■ Given passage ■
Considering this list of backend parameters, we can now define the fundamental requirements of a CDN service dedicated to video streaming.

1. Better Coverage in Your Target Regions

Usually, target audiences aren’t dispersed equally across the globe. This means that in some regions, more bandwidth demand is experienced due to a higher user concentration. In these high-demand regions, any changes in your local backend infrastructure (whether good or bad) will have a substantial impact on user experience.

2. Expanded Network Capabilities

There is a clear correlation between video file size and network capacity. Delivering hi-res content for hundreds of thousands of viewers worldwide requires your CDN network to transfer dozens of gigabits per second. If the streaming content exceeds your network’s bandwidth, your video streaming quality will be severely negatively affected for end users.

Another meaningful characteristic of the network is connectivity. This refers to how well your infrastructure is interconnected with your internet service providers (ISPs,) internet exchange points (IXPs,) and other autonomous systems (AS) on the internet. The more connections your network has, the higher the number of optimal routes and lower TTFB you can provide for your clients. The number of connections also affects the quality of real-time communication (RTC) if it goes through your network.

3. Origin Shielding

RTC is challenging when you need to stream video through dozens of CDN servers. Multiple connections to your origin server could overload its computation resources and network bandwidth, and if that occurs, you will face network congestion and server shut down. The most efficient and simple way to prevent such a disaster is to create a second layer of caching between the origin and edge servers. This approach is called origin shielding.

4. Live-Optimized Caching Mechanisms

For live streaming use cases, the main performance criteria is to reduce the time gap between what’s happening in reality and when that arrives on users’ devices, which is called latency. Here are some techniques on how to improve latency on CDN servers.

  • Low-latency and ultra-low latency protocols. Using ultra-low latency streaming protocols like HESP can potentially decrease the live broadcasting delays by up to 0.5 seconds.

Layout region records

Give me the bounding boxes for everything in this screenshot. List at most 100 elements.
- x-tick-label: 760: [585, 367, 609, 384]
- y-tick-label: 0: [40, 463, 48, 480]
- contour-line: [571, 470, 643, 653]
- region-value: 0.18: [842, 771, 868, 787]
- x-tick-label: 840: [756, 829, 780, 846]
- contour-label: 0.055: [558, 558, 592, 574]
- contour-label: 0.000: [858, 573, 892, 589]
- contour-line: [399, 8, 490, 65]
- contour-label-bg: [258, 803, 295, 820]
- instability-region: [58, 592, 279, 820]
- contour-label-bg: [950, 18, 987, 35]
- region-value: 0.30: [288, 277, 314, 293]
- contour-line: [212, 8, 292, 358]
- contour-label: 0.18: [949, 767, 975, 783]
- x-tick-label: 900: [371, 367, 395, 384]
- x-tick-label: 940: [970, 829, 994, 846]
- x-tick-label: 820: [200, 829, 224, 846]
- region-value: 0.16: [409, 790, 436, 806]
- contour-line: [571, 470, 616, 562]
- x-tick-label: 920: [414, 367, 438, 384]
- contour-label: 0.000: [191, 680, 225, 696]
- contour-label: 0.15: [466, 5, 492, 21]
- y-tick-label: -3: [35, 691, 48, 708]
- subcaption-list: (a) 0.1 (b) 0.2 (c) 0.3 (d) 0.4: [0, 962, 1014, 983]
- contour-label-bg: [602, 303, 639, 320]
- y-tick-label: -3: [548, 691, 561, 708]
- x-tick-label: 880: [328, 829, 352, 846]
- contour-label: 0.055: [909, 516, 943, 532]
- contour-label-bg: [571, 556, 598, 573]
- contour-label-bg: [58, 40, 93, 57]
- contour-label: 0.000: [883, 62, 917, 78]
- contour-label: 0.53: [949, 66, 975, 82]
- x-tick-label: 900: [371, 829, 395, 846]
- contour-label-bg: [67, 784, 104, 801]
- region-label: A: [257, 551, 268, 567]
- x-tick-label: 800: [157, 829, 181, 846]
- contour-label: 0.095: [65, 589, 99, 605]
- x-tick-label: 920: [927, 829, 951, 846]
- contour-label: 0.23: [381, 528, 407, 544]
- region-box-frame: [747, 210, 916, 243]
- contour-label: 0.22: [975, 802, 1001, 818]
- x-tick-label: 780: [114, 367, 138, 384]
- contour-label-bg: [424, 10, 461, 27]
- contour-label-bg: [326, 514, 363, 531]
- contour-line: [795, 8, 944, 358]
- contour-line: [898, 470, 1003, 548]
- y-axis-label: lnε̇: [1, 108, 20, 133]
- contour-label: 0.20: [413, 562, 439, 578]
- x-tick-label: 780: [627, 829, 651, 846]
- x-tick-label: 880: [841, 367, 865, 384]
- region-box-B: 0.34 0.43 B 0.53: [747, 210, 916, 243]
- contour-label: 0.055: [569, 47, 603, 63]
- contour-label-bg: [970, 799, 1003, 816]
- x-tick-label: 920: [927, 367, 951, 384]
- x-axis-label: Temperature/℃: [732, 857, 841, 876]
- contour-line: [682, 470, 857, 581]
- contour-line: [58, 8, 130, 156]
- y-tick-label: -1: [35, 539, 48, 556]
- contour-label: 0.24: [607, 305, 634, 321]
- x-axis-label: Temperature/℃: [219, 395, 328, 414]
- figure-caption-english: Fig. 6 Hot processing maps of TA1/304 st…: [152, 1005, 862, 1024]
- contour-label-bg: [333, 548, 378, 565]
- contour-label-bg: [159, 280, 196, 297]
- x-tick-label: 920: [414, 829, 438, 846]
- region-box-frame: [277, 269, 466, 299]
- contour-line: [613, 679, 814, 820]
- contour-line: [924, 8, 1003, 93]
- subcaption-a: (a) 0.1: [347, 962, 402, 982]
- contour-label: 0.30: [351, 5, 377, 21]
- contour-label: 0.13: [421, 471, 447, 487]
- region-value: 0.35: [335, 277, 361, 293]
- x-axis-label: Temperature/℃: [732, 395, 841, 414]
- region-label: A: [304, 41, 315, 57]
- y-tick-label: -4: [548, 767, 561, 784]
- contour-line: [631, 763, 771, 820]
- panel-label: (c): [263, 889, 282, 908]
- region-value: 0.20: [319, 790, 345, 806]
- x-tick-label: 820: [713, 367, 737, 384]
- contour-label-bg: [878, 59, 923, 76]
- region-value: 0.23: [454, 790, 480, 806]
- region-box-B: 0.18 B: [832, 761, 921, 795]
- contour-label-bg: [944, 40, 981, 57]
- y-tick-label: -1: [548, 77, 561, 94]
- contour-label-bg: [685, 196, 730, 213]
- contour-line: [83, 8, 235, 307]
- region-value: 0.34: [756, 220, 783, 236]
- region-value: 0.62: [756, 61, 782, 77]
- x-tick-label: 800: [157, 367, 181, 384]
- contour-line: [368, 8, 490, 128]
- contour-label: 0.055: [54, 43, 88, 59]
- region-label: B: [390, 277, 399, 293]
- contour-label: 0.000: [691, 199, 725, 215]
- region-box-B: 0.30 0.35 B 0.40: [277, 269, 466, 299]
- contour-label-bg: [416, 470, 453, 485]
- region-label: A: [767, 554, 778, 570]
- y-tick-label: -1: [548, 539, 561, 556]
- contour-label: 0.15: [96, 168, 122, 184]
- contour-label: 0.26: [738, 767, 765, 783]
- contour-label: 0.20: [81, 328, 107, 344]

■ Complete the following ■
a – Retype the passage on CDN requirements for video streaming from "2. Expanded Network Capabilities" to "for end users.".
b – Write what comes next in the passage on CDN requirements for video streaming, picking up after its final sentence.

■ Answers by task ■
a –
2. Expanded Network Capabilities

There is a clear correlation between video file size and network capacity. Delivering hi-res content for hundreds of thousands of viewers worldwide requires your CDN network to transfer dozens of gigabits per second. If the streaming content exceeds your network’s bandwidth, your video streaming quality will be severely negatively affected for end users.

b –
  • RAM-based caching for live streaming. Since RAM is a fast storage unit, your input and output operations on the edge servers will happen blazingly fast.
  • Micro-segmented caching. Delivering a video as a micro-segments minimizes the latency of live streaming because your client doesn’t need to wait for big video segments to be downloaded from the caching server.

5. Additional Customer Features

Although core features of a video CDN are contained within its basic infrastructure characteristics, in some cases you need more than just a content delivery service. Since video is becoming a key online medium, an increasing number of businesses are trying to adopt its potential for their commercial and entertainment purposes. This demands a simplified, full-service video streaming process from cloud service providers.

An out-of-the-box video CDN solution should include video compression, transcoding, adaptive bitrate, video storage, and HTML player to help customers deploy a streaming process without requiring in-house system engineering experts.

Multi-functional Platform for Video Streaming

We discussed earlier that Video CDN can have two different meanings:

  1. A CDN service for video delivery only
  2. A full-fledged solution for the entire video streaming process

Let’s now look in more depth at the second type of service. To explain how a multi-functional solution for video streaming works, we should define the inputs and outputs of the process. Usually the input includes only a raw video file or stream, without any preliminary transformation and using any specific software. As for the output, this could be a customized HTML player within your web service or a stutter-free live session for your globally distributed team.

An end-to-end video streaming platform process includes input, encode/transcode, CDN, and output
Figure 4. How an end-to-end video streaming platform works

Multi-functional video CDN services like this allow even users without technical expertise to deliver their videos to a massive audience without worrying about compatibility, scalability, or system engineering issues. This makes video streaming accessible for a wide range of clients, helping them to add value to their products with ease.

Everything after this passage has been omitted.